Short exercise:
Format the lines below, from the line containing "Patent image size: (956, 1105)." through the line containing "The bus bar region 102e is at (358, 127).", as a JSON list of strings with one string per line and blank lines omitted.

+++++

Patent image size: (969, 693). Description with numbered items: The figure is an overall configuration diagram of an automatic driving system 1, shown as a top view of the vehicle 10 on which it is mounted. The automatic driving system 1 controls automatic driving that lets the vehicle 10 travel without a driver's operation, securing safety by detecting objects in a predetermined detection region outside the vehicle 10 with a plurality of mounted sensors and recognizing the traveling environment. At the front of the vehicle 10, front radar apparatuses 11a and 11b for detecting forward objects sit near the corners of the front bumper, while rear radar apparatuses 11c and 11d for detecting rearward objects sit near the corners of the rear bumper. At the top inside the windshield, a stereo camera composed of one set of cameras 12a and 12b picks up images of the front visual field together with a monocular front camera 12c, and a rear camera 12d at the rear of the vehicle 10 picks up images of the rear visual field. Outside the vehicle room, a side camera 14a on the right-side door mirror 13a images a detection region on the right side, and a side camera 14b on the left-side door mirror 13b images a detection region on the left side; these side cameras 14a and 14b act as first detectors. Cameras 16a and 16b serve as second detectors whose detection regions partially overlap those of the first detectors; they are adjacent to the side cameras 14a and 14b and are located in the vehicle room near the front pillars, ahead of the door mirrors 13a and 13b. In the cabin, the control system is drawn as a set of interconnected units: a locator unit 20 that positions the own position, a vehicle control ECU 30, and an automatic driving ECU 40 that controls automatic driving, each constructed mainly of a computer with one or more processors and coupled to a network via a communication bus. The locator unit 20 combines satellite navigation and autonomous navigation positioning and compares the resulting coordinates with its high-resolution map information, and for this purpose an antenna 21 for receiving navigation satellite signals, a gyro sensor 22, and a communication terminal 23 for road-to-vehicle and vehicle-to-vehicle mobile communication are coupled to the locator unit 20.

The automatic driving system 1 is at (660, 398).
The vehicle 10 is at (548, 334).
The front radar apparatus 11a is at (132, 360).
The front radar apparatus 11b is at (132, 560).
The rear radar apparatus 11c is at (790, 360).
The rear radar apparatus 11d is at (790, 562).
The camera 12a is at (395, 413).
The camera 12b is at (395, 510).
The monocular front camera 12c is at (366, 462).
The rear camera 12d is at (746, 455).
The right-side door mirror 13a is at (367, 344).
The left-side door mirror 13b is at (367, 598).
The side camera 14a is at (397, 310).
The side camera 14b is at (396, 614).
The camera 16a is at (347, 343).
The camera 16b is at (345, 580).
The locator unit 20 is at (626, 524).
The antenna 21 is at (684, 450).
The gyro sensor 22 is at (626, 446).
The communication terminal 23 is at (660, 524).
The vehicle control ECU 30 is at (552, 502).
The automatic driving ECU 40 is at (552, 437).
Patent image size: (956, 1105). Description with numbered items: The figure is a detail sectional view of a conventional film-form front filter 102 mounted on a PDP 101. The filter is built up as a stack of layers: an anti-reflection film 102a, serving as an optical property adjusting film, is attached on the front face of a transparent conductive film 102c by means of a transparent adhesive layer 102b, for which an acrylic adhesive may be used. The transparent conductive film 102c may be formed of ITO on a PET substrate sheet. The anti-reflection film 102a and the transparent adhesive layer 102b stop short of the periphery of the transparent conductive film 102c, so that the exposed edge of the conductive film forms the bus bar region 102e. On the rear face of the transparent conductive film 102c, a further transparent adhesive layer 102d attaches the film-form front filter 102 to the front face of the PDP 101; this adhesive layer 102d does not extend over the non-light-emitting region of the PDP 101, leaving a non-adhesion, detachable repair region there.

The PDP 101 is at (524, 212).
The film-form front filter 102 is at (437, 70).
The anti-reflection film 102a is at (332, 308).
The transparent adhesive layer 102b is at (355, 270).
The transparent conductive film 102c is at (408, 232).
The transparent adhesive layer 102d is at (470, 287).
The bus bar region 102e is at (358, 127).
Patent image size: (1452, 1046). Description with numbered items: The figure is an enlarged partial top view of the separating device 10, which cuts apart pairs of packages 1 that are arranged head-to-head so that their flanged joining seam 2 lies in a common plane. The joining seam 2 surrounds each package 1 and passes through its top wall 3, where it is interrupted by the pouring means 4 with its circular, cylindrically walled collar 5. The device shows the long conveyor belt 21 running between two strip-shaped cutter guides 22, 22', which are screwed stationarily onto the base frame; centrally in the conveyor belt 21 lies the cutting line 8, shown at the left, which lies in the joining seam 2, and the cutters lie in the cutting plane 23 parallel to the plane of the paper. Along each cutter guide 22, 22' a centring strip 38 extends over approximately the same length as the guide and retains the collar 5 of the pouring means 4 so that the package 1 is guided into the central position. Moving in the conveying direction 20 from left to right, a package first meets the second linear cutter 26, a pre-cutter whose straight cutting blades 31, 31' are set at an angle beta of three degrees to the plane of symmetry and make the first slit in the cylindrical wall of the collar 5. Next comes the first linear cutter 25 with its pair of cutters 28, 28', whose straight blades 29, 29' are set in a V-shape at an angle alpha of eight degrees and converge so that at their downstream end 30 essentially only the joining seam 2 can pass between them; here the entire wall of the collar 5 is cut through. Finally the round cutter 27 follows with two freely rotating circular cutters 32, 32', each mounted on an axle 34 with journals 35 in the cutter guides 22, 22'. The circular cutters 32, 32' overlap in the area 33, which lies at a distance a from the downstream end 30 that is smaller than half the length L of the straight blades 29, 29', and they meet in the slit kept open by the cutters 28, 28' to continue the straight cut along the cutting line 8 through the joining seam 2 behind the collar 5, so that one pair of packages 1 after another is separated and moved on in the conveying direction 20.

+++++

Answer to this task:
[
  "Patent image size: (956, 1105). Description with numbered items: The figure is a detail sectional view of a conventional film-form front filter 102 mounted on a PDP 101. The filter is built up as a stack of layers: an anti-reflection film 102a, serving as an optical property adjusting film, is attached on the front face of a transparent conductive film 102c by means of a transparent adhesive layer 102b, for which an acrylic adhesive may be used. The transparent conductive film 102c may be formed of ITO on a PET substrate sheet. The anti-reflection film 102a and the transparent adhesive layer 102b stop short of the periphery of the transparent conductive film 102c, so that the exposed edge of the conductive film forms the bus bar region 102e. On the rear face of the transparent conductive film 102c, a further transparent adhesive layer 102d attaches the film-form front filter 102 to the front face of the PDP 101; this adhesive layer 102d does not extend over the non-light-emitting region of the PDP 101, leaving a non-adhesion, detachable repair region there.",
  "The PDP 101 is at (524, 212).",
  "The film-form front filter 102 is at (437, 70).",
  "The anti-reflection film 102a is at (332, 308).",
  "The transparent adhesive layer 102b is at (355, 270).",
  "The transparent conductive film 102c is at (408, 232).",
  "The transparent adhesive layer 102d is at (470, 287).",
  "The bus bar region 102e is at (358, 127)."
]